==== Record set ====

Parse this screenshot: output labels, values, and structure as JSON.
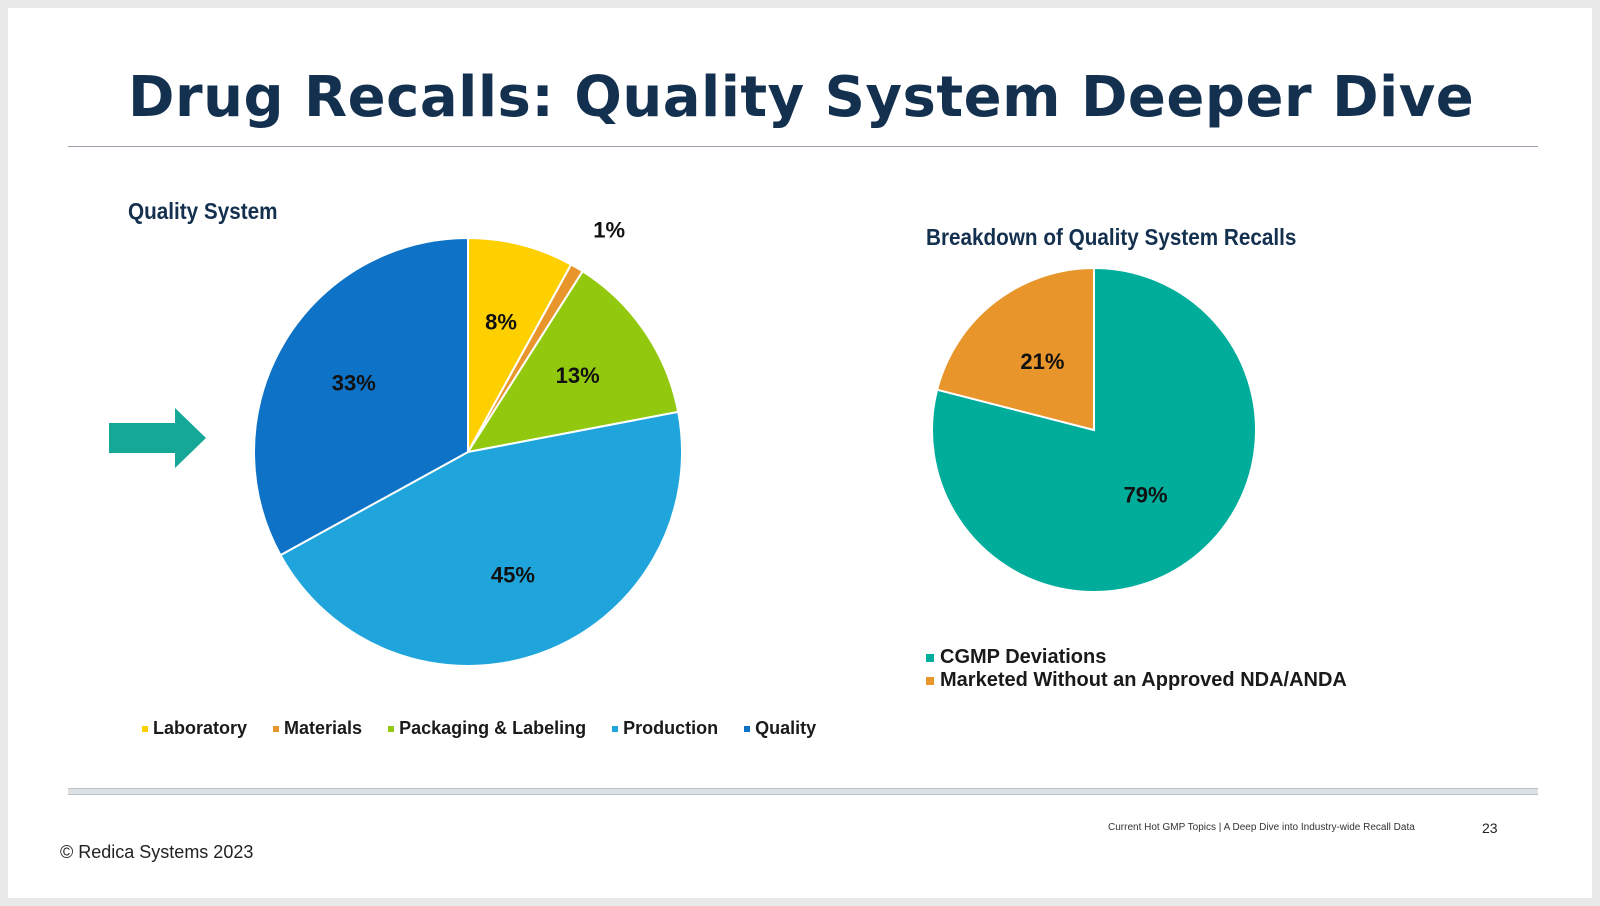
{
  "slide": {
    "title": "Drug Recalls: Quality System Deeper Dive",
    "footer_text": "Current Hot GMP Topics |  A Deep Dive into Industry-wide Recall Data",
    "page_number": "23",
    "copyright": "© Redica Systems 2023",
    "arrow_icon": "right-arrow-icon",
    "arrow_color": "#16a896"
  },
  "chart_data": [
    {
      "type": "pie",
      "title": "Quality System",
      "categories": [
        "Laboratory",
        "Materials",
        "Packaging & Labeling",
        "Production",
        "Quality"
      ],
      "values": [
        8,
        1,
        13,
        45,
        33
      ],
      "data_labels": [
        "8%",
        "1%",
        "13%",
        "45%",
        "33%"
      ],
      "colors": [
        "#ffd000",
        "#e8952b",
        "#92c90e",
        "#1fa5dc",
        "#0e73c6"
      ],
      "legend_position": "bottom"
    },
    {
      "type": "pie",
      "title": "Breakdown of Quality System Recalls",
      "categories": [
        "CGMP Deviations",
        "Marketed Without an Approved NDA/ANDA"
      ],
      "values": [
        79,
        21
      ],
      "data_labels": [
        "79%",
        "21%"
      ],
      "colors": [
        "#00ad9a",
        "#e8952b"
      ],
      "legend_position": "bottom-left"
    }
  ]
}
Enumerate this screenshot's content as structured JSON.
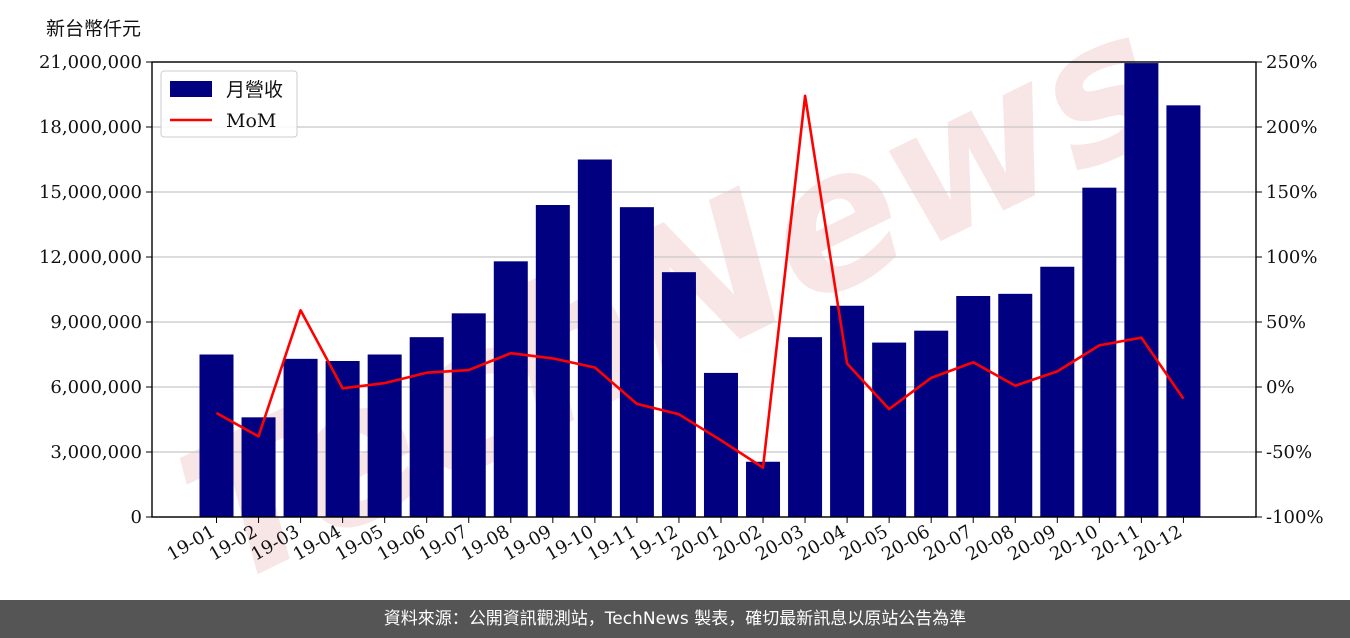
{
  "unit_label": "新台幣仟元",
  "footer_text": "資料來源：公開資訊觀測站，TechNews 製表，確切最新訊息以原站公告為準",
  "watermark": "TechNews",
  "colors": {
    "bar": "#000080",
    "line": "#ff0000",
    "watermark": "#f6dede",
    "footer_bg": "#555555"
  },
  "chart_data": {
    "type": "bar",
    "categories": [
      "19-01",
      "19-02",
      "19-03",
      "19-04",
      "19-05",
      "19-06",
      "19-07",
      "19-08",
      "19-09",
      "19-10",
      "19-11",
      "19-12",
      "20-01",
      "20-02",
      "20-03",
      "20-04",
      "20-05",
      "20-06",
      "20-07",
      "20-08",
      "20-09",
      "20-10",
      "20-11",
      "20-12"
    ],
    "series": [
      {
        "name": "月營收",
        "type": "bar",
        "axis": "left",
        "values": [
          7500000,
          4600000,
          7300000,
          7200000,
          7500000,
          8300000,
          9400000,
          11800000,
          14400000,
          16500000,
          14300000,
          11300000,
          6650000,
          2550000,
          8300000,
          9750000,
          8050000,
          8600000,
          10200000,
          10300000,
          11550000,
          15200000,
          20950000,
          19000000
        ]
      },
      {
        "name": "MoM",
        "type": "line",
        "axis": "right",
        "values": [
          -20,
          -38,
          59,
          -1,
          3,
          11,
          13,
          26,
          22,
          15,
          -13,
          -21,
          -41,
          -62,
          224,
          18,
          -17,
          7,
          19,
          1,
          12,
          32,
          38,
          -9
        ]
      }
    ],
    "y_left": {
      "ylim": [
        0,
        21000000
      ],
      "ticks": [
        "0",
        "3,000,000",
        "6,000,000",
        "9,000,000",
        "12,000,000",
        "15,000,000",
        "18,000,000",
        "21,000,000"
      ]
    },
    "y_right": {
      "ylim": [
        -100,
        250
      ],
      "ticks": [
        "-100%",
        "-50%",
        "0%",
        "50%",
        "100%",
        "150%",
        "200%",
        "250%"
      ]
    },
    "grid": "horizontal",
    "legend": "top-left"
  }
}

====

• **Short problem**
Which lines contain the word "Recalls"? Copy each of them.

• **Solution**
    "title": "Drug Recalls: Quality System Deeper Dive",
      "title": "Breakdown of Quality System Recalls",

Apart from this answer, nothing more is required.